[START OF Provided entries]

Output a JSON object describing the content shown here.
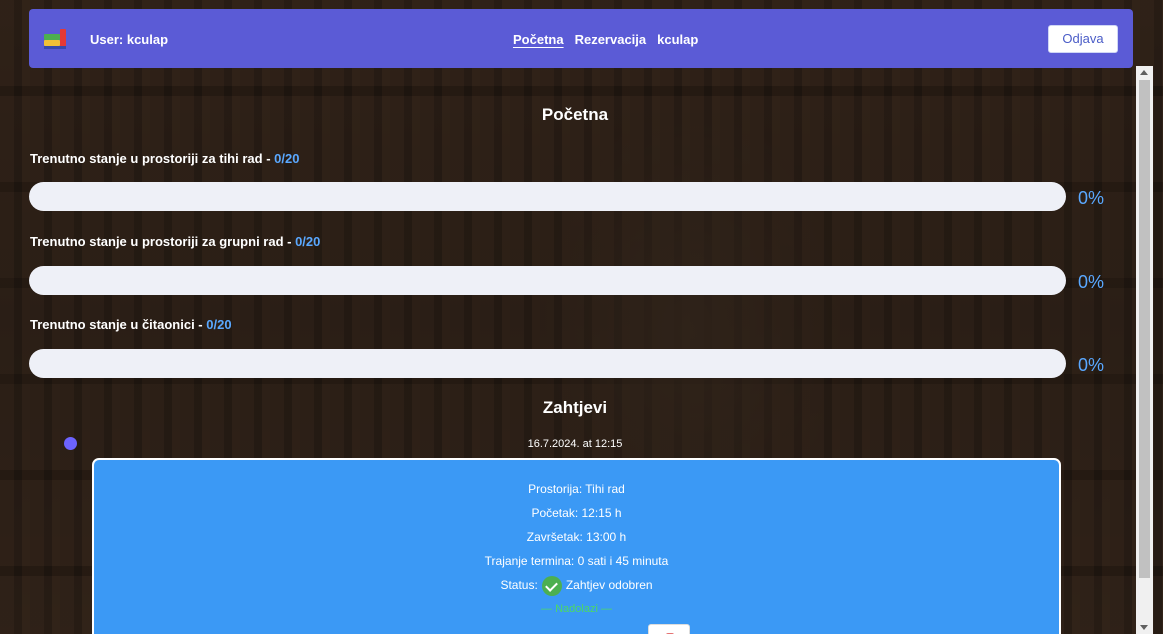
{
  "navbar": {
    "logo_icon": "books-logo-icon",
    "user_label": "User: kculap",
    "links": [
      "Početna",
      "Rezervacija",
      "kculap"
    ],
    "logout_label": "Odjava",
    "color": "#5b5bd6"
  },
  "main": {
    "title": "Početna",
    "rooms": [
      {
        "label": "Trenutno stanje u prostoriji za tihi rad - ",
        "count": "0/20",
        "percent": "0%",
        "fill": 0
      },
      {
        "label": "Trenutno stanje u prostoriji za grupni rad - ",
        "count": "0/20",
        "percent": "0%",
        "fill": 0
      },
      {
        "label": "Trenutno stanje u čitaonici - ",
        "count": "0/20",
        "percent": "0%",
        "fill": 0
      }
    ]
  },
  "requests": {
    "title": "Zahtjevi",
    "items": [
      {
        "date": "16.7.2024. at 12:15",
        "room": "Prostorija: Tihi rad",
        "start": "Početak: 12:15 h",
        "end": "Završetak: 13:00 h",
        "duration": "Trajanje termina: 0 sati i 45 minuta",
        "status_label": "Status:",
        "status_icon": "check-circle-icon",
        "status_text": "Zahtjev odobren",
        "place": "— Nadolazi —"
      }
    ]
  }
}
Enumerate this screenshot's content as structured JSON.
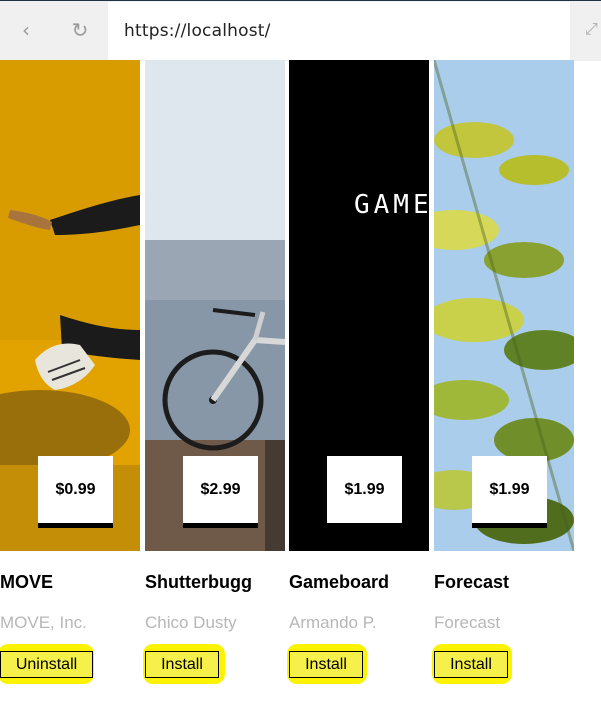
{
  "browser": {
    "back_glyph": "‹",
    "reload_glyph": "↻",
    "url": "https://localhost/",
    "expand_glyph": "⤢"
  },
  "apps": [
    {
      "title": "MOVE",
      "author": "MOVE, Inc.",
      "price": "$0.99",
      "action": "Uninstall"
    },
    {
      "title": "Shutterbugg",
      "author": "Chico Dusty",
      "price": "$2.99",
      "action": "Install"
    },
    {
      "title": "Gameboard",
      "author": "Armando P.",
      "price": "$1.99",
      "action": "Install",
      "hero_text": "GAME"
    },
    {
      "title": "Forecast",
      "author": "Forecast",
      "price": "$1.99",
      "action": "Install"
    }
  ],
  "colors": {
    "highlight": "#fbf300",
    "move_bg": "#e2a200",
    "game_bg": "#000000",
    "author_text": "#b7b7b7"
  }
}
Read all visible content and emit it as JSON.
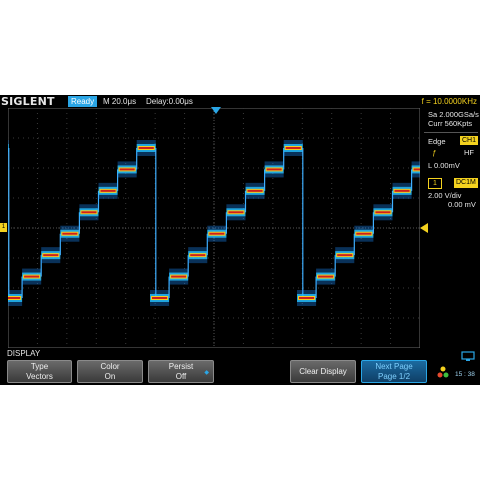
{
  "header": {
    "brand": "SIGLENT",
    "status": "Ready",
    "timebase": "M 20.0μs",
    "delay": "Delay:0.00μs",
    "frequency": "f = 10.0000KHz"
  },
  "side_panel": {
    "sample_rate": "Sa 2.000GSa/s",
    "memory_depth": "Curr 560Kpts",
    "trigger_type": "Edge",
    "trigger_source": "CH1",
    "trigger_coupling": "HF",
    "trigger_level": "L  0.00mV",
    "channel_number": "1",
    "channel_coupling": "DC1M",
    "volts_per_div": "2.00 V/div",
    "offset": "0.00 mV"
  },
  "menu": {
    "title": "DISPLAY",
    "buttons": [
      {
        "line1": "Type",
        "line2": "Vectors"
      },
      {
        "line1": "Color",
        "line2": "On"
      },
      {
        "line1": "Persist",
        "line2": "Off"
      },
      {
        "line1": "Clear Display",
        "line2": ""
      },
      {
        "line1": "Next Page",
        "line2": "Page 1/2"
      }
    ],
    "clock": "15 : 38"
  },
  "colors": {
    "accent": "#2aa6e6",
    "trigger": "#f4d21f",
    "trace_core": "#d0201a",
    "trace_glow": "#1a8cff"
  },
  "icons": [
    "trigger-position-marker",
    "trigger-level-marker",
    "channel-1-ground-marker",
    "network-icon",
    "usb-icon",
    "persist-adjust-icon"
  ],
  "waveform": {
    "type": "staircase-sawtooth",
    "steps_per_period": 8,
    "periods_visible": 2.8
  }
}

[END OF Provided entries]

Task brief: Extract every line that has the string "Trenutno" in it.

Task solution:
        "label": "Trenutno stanje u prostoriji za tihi rad - ",
        "label": "Trenutno stanje u prostoriji za grupni rad - ",
        "label": "Trenutno stanje u čitaonici - ",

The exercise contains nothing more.